## Task directions
State the number of lines that hold the string "card", with nothing added.
____ Data to process
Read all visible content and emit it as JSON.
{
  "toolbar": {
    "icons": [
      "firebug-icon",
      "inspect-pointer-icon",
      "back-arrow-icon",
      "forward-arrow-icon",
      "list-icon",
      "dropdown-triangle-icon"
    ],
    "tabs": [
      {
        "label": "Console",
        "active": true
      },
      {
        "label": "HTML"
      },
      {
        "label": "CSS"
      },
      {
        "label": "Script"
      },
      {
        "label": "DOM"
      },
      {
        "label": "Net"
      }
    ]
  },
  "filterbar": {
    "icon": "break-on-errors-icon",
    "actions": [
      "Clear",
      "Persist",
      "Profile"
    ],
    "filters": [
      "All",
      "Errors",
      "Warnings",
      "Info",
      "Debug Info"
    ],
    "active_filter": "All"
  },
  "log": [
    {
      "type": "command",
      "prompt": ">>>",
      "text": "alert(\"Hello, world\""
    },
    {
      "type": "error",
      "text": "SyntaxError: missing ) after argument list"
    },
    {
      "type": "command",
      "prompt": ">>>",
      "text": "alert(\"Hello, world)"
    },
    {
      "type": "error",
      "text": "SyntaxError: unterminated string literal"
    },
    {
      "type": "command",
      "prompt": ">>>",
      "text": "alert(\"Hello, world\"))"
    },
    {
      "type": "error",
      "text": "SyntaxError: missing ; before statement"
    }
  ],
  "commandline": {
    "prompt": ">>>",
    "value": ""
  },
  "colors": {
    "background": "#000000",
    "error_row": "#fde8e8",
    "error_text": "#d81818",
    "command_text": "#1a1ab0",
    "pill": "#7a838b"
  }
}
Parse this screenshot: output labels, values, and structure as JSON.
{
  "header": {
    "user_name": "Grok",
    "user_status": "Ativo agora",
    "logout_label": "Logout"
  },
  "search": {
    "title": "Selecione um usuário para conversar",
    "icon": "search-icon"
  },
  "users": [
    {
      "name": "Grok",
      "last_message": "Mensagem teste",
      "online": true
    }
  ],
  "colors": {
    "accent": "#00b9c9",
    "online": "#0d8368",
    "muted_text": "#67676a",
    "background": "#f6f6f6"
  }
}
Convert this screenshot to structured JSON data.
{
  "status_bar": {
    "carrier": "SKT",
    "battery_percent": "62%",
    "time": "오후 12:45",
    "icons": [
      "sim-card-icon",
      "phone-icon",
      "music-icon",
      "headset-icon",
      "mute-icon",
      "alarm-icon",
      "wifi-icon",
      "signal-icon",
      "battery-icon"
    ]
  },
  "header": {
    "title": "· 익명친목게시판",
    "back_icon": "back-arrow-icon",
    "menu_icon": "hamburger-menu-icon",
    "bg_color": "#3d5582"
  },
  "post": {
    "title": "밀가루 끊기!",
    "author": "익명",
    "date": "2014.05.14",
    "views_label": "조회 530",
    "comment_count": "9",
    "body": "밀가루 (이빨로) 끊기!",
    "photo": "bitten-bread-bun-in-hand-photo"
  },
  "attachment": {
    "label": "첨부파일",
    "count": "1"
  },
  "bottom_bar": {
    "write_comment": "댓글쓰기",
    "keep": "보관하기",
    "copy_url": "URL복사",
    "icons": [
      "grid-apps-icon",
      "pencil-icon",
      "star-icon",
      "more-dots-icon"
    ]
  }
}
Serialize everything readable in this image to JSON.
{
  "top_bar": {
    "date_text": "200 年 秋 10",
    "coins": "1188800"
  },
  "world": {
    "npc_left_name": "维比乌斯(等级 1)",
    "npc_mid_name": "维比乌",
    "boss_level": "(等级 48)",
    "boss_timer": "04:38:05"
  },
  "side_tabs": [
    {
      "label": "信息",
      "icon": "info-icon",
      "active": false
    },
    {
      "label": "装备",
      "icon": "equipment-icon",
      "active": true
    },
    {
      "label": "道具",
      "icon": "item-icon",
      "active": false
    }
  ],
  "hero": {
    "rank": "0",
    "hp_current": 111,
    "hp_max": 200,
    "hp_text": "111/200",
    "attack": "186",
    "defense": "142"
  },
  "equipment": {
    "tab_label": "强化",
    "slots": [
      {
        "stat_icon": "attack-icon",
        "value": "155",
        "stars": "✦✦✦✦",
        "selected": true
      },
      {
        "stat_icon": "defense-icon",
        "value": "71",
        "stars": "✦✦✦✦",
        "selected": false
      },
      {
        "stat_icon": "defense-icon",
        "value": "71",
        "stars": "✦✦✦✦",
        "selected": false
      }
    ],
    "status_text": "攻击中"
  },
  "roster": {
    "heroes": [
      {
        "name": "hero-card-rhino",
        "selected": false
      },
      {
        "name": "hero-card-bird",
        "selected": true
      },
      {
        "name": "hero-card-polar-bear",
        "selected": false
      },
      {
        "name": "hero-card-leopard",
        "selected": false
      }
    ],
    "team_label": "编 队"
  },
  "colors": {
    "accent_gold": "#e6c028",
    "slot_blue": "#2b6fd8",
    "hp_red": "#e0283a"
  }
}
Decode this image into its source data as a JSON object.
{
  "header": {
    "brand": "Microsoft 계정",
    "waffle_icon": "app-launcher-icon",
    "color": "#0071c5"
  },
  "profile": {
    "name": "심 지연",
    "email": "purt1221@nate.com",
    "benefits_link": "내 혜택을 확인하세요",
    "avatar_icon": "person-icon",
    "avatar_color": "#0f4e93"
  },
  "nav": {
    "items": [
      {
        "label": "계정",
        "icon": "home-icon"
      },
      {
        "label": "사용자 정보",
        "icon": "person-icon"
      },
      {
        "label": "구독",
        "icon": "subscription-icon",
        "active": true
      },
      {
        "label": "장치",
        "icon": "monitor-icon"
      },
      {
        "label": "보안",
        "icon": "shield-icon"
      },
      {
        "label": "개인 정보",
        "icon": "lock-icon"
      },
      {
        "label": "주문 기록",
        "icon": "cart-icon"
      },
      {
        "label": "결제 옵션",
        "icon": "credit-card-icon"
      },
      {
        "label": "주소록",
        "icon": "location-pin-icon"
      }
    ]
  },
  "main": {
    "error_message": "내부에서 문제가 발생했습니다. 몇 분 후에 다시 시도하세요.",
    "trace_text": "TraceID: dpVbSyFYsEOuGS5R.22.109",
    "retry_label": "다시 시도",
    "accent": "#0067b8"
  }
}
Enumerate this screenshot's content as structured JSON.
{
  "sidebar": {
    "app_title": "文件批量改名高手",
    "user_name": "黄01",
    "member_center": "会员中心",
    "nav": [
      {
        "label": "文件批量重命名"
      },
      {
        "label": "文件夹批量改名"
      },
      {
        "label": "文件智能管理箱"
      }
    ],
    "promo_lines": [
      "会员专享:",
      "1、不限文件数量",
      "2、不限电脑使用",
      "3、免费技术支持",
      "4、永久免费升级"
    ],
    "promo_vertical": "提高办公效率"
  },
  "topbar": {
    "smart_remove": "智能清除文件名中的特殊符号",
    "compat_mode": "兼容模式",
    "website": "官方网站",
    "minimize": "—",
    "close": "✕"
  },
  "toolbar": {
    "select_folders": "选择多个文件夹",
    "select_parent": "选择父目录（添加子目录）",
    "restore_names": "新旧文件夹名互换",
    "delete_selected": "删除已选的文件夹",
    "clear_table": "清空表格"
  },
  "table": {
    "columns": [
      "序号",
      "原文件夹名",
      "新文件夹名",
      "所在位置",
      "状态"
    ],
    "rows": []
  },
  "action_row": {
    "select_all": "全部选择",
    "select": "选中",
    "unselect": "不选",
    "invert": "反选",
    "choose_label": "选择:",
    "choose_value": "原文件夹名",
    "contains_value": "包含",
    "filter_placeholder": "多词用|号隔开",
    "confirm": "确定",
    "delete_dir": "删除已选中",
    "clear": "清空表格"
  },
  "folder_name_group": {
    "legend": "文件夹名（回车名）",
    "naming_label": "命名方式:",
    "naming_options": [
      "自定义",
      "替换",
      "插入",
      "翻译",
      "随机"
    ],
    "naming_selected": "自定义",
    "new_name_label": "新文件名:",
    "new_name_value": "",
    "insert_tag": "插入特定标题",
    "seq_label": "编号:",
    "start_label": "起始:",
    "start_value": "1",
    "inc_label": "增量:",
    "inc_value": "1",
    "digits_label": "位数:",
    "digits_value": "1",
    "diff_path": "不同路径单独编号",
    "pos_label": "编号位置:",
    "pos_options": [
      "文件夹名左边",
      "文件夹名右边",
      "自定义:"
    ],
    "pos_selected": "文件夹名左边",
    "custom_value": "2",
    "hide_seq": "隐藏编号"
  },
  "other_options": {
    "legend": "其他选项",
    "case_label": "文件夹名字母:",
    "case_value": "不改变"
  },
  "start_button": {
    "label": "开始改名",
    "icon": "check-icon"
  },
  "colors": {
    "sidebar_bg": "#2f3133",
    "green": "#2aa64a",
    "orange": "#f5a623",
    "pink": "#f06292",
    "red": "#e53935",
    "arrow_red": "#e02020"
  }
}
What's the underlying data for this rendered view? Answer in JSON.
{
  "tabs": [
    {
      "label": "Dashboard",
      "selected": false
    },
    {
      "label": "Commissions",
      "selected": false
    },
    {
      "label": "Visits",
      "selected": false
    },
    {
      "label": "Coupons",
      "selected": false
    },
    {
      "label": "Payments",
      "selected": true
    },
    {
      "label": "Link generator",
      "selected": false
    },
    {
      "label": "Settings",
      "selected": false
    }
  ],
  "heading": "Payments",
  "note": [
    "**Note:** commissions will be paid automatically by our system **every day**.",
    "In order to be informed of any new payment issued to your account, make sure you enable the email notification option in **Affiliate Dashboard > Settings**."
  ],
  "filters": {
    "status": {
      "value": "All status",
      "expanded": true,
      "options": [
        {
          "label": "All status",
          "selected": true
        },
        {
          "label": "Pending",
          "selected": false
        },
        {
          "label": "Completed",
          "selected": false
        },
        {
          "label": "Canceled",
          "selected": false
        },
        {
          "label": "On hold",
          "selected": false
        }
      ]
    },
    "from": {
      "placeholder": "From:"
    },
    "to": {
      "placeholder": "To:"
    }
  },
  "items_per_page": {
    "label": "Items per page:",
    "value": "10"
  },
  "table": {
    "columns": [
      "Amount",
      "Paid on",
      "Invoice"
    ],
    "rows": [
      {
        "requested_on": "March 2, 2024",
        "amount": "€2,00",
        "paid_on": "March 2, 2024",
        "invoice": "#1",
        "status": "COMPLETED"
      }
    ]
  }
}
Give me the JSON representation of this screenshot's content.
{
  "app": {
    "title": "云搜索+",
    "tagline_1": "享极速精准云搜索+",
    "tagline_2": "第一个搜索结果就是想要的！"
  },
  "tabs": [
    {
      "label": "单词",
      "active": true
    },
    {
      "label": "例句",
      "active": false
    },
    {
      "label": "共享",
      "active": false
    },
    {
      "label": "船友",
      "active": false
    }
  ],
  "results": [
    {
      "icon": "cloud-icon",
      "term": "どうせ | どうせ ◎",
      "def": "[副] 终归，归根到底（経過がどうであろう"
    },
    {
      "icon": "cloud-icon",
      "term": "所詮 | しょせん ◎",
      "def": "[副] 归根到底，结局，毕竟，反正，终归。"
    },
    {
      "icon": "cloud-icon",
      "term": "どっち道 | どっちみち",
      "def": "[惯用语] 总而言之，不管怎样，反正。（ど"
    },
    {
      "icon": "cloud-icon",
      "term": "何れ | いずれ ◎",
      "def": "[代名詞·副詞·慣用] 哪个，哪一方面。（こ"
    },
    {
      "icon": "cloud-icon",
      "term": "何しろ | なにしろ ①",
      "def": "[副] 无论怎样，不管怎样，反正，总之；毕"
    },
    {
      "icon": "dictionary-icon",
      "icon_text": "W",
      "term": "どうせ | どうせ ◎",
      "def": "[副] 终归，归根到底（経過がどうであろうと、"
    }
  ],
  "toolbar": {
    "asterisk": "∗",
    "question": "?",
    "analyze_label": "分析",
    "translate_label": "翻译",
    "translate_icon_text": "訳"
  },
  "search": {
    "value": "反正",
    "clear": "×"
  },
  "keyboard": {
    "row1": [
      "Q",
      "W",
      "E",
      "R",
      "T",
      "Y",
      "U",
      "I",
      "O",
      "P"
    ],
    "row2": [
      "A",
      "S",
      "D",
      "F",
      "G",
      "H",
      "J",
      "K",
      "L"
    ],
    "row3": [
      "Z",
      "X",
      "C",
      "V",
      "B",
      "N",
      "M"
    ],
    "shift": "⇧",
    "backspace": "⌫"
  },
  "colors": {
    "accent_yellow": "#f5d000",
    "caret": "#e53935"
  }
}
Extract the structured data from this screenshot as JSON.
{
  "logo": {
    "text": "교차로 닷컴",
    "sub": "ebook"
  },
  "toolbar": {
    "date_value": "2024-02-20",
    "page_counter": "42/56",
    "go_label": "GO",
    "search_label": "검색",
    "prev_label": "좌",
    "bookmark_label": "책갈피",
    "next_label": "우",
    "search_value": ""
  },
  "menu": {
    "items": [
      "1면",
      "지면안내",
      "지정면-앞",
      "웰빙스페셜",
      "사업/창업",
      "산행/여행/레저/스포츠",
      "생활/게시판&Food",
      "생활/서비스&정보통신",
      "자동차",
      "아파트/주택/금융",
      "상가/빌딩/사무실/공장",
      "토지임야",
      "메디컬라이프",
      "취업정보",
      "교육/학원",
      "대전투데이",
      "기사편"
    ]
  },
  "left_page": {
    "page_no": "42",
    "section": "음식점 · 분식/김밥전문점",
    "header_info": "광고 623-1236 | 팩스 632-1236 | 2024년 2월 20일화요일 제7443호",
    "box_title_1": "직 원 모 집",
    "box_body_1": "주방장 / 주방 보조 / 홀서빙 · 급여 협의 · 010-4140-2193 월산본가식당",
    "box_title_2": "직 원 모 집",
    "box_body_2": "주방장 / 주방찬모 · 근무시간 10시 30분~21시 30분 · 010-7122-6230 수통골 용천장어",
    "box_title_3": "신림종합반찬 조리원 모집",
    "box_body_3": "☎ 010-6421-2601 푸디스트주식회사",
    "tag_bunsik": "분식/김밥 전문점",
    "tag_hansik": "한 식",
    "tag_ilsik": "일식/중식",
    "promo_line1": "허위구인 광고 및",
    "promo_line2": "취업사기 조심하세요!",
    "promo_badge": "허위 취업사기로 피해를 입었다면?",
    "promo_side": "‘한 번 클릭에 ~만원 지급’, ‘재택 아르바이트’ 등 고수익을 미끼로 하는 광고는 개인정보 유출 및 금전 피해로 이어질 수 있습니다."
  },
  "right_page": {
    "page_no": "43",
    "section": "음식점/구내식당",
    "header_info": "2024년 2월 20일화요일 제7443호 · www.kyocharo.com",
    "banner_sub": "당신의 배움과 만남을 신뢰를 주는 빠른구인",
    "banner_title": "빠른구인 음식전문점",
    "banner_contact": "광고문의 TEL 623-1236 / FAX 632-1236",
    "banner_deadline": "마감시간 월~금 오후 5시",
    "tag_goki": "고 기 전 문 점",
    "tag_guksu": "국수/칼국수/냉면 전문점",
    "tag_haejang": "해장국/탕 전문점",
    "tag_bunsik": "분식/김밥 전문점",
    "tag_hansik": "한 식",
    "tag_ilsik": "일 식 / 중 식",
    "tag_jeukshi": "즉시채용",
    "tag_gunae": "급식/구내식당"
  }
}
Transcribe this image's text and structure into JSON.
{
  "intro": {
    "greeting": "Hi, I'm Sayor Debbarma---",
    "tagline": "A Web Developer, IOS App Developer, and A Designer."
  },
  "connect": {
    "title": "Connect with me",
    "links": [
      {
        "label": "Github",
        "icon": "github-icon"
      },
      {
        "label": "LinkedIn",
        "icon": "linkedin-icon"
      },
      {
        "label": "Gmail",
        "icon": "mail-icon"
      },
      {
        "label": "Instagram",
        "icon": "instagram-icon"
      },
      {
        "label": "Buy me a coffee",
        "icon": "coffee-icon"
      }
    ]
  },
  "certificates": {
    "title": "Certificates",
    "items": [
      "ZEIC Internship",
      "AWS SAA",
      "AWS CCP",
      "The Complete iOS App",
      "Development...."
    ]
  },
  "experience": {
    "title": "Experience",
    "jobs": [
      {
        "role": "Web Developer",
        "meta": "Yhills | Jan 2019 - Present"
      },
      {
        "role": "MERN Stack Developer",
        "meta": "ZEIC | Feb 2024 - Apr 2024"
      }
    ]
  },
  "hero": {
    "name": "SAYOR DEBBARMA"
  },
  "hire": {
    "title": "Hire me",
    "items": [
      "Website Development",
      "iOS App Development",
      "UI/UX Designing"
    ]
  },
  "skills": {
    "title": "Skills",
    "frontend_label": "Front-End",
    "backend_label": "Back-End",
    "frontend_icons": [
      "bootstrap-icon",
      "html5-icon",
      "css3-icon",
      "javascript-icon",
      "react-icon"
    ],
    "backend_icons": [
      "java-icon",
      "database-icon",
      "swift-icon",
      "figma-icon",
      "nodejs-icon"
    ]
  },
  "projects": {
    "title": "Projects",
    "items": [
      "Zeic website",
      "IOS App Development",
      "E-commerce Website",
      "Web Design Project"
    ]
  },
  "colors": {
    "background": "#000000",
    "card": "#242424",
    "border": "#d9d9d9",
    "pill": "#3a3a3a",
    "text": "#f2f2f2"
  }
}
________
## Written answer
7